■ **To do**: The records below are to be repeated in full, exactly as they are.

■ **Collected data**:
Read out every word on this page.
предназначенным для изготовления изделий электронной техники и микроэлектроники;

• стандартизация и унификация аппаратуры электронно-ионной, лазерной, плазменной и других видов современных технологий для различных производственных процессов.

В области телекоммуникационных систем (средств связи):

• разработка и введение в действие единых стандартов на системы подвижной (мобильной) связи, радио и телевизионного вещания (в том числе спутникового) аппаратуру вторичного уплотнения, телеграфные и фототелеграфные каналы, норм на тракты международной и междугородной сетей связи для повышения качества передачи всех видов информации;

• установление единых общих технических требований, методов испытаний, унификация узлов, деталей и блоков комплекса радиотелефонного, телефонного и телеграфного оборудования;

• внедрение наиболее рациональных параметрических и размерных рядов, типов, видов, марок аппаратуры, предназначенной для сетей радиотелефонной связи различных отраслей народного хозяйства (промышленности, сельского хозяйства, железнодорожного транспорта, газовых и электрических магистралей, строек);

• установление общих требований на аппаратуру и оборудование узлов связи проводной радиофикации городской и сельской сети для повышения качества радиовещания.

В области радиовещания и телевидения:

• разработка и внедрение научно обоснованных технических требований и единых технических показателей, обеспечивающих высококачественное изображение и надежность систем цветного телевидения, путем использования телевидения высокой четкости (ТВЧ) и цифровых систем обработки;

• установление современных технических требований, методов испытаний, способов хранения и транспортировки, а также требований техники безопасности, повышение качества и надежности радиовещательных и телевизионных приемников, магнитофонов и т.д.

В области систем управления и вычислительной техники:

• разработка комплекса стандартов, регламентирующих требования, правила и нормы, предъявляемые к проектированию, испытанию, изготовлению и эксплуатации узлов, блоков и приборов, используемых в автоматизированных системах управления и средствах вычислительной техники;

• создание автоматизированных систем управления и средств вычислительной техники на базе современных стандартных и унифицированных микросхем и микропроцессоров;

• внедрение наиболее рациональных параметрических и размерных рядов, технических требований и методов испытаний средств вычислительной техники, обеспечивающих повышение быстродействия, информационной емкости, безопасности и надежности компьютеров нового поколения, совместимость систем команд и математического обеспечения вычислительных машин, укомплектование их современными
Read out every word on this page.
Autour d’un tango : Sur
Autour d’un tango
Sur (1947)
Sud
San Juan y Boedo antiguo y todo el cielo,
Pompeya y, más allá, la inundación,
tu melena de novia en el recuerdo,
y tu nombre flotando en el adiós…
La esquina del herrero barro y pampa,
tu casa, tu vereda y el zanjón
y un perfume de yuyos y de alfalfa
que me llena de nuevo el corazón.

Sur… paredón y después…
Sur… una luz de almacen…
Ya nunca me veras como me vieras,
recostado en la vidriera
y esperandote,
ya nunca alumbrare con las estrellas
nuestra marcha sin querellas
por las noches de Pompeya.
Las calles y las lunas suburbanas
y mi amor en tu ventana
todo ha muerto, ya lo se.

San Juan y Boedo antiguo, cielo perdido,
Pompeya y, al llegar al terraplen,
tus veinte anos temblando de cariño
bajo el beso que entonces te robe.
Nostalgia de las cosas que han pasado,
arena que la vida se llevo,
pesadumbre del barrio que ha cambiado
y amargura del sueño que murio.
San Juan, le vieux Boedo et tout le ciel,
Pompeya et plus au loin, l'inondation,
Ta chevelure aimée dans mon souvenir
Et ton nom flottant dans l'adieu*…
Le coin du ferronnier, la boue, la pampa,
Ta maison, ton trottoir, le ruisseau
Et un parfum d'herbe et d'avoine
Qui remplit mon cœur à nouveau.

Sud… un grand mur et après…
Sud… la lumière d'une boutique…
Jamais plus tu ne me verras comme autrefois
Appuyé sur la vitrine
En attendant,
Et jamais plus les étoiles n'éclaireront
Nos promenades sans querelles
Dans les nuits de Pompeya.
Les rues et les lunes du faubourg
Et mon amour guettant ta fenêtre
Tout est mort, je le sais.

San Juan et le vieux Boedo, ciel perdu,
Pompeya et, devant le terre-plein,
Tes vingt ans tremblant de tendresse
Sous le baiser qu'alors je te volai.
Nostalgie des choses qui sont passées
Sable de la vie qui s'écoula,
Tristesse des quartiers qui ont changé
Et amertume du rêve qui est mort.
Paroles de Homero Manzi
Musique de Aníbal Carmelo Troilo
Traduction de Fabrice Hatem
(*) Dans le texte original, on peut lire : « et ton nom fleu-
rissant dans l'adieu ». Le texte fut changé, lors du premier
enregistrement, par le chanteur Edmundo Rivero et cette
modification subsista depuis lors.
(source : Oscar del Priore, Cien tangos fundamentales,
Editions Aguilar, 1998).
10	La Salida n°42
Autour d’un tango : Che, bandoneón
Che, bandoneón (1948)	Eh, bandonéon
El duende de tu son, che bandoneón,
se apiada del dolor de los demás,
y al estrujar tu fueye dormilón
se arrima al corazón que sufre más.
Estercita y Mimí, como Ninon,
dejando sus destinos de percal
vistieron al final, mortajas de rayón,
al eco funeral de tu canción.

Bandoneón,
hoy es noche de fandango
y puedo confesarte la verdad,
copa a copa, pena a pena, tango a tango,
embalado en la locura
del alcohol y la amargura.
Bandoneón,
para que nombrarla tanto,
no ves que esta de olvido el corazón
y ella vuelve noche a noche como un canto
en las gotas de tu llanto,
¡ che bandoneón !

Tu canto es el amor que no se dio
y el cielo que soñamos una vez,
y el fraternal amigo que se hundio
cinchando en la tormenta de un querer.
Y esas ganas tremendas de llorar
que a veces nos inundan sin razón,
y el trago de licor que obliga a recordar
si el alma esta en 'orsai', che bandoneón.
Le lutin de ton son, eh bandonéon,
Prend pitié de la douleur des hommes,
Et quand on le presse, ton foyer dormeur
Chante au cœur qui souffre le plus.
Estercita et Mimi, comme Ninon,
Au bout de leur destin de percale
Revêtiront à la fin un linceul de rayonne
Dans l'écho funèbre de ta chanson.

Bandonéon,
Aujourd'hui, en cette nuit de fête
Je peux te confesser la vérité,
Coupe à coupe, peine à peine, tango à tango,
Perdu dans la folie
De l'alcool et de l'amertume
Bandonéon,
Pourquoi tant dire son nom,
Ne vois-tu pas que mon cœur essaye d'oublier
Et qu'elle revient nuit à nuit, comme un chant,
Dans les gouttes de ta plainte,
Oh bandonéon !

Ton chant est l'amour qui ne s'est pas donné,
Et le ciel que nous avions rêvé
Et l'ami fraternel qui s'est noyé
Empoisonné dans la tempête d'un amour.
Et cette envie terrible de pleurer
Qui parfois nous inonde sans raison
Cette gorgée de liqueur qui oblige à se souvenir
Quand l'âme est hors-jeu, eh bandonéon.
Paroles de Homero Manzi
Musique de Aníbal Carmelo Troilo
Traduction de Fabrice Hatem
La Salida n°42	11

■ **Task output**:
Read out every word on this page.
предназначенным для изготовления изделий электронной техники и микроэлектроники;

• стандартизация и унификация аппаратуры электронно-ионной, лазерной, плазменной и других видов современных технологий для различных производственных процессов.

В области телекоммуникационных систем (средств связи):

• разработка и введение в действие единых стандартов на системы подвижной (мобильной) связи, радио и телевизионного вещания (в том числе спутникового) аппаратуру вторичного уплотнения, телеграфные и фототелеграфные каналы, норм на тракты международной и междугородной сетей связи для повышения качества передачи всех видов информации;

• установление единых общих технических требований, методов испытаний, унификация узлов, деталей и блоков комплекса радиотелефонного, телефонного и телеграфного оборудования;

• внедрение наиболее рациональных параметрических и размерных рядов, типов, видов, марок аппаратуры, предназначенной для сетей радиотелефонной связи различных отраслей народного хозяйства (промышленности, сельского хозяйства, железнодорожного транспорта, газовых и электрических магистралей, строек);

• установление общих требований на аппаратуру и оборудование узлов связи проводной радиофикации городской и сельской сети для повышения качества радиовещания.

В области радиовещания и телевидения:

• разработка и внедрение научно обоснованных технических требований и единых технических показателей, обеспечивающих высококачественное изображение и надежность систем цветного телевидения, путем использования телевидения высокой четкости (ТВЧ) и цифровых систем обработки;

• установление современных технических требований, методов испытаний, способов хранения и транспортировки, а также требований техники безопасности, повышение качества и надежности радиовещательных и телевизионных приемников, магнитофонов и т.д.

В области систем управления и вычислительной техники:

• разработка комплекса стандартов, регламентирующих требования, правила и нормы, предъявляемые к проектированию, испытанию, изготовлению и эксплуатации узлов, блоков и приборов, используемых в автоматизированных системах управления и средствах вычислительной техники;

• создание автоматизированных систем управления и средств вычислительной техники на базе современных стандартных и унифицированных микросхем и микропроцессоров;

• внедрение наиболее рациональных параметрических и размерных рядов, технических требований и методов испытаний средств вычислительной техники, обеспечивающих повышение быстродействия, информационной емкости, безопасности и надежности компьютеров нового поколения, совместимость систем команд и математического обеспечения вычислительных машин, укомплектование их современными
Read out every word on this page.
Autour d’un tango : Sur
Autour d’un tango
Sur (1947)
Sud
San Juan y Boedo antiguo y todo el cielo,
Pompeya y, más allá, la inundación,
tu melena de novia en el recuerdo,
y tu nombre flotando en el adiós…
La esquina del herrero barro y pampa,
tu casa, tu vereda y el zanjón
y un perfume de yuyos y de alfalfa
que me llena de nuevo el corazón.

Sur… paredón y después…
Sur… una luz de almacen…
Ya nunca me veras como me vieras,
recostado en la vidriera
y esperandote,
ya nunca alumbrare con las estrellas
nuestra marcha sin querellas
por las noches de Pompeya.
Las calles y las lunas suburbanas
y mi amor en tu ventana
todo ha muerto, ya lo se.

San Juan y Boedo antiguo, cielo perdido,
Pompeya y, al llegar al terraplen,
tus veinte anos temblando de cariño
bajo el beso que entonces te robe.
Nostalgia de las cosas que han pasado,
arena que la vida se llevo,
pesadumbre del barrio que ha cambiado
y amargura del sueño que murio.
San Juan, le vieux Boedo et tout le ciel,
Pompeya et plus au loin, l'inondation,
Ta chevelure aimée dans mon souvenir
Et ton nom flottant dans l'adieu*…
Le coin du ferronnier, la boue, la pampa,
Ta maison, ton trottoir, le ruisseau
Et un parfum d'herbe et d'avoine
Qui remplit mon cœur à nouveau.

Sud… un grand mur et après…
Sud… la lumière d'une boutique…
Jamais plus tu ne me verras comme autrefois
Appuyé sur la vitrine
En attendant,
Et jamais plus les étoiles n'éclaireront
Nos promenades sans querelles
Dans les nuits de Pompeya.
Les rues et les lunes du faubourg
Et mon amour guettant ta fenêtre
Tout est mort, je le sais.

San Juan et le vieux Boedo, ciel perdu,
Pompeya et, devant le terre-plein,
Tes vingt ans tremblant de tendresse
Sous le baiser qu'alors je te volai.
Nostalgie des choses qui sont passées
Sable de la vie qui s'écoula,
Tristesse des quartiers qui ont changé
Et amertume du rêve qui est mort.
Paroles de Homero Manzi
Musique de Aníbal Carmelo Troilo
Traduction de Fabrice Hatem
(*) Dans le texte original, on peut lire : « et ton nom fleu-
rissant dans l'adieu ». Le texte fut changé, lors du premier
enregistrement, par le chanteur Edmundo Rivero et cette
modification subsista depuis lors.
(source : Oscar del Priore, Cien tangos fundamentales,
Editions Aguilar, 1998).
10	La Salida n°42
Autour d’un tango : Che, bandoneón
Che, bandoneón (1948)	Eh, bandonéon
El duende de tu son, che bandoneón,
se apiada del dolor de los demás,
y al estrujar tu fueye dormilón
se arrima al corazón que sufre más.
Estercita y Mimí, como Ninon,
dejando sus destinos de percal
vistieron al final, mortajas de rayón,
al eco funeral de tu canción.

Bandoneón,
hoy es noche de fandango
y puedo confesarte la verdad,
copa a copa, pena a pena, tango a tango,
embalado en la locura
del alcohol y la amargura.
Bandoneón,
para que nombrarla tanto,
no ves que esta de olvido el corazón
y ella vuelve noche a noche como un canto
en las gotas de tu llanto,
¡ che bandoneón !

Tu canto es el amor que no se dio
y el cielo que soñamos una vez,
y el fraternal amigo que se hundio
cinchando en la tormenta de un querer.
Y esas ganas tremendas de llorar
que a veces nos inundan sin razón,
y el trago de licor que obliga a recordar
si el alma esta en 'orsai', che bandoneón.
Le lutin de ton son, eh bandonéon,
Prend pitié de la douleur des hommes,
Et quand on le presse, ton foyer dormeur
Chante au cœur qui souffre le plus.
Estercita et Mimi, comme Ninon,
Au bout de leur destin de percale
Revêtiront à la fin un linceul de rayonne
Dans l'écho funèbre de ta chanson.

Bandonéon,
Aujourd'hui, en cette nuit de fête
Je peux te confesser la vérité,
Coupe à coupe, peine à peine, tango à tango,
Perdu dans la folie
De l'alcool et de l'amertume
Bandonéon,
Pourquoi tant dire son nom,
Ne vois-tu pas que mon cœur essaye d'oublier
Et qu'elle revient nuit à nuit, comme un chant,
Dans les gouttes de ta plainte,
Oh bandonéon !

Ton chant est l'amour qui ne s'est pas donné,
Et le ciel que nous avions rêvé
Et l'ami fraternel qui s'est noyé
Empoisonné dans la tempête d'un amour.
Et cette envie terrible de pleurer
Qui parfois nous inonde sans raison
Cette gorgée de liqueur qui oblige à se souvenir
Quand l'âme est hors-jeu, eh bandonéon.
Paroles de Homero Manzi
Musique de Aníbal Carmelo Troilo
Traduction de Fabrice Hatem
La Salida n°42	11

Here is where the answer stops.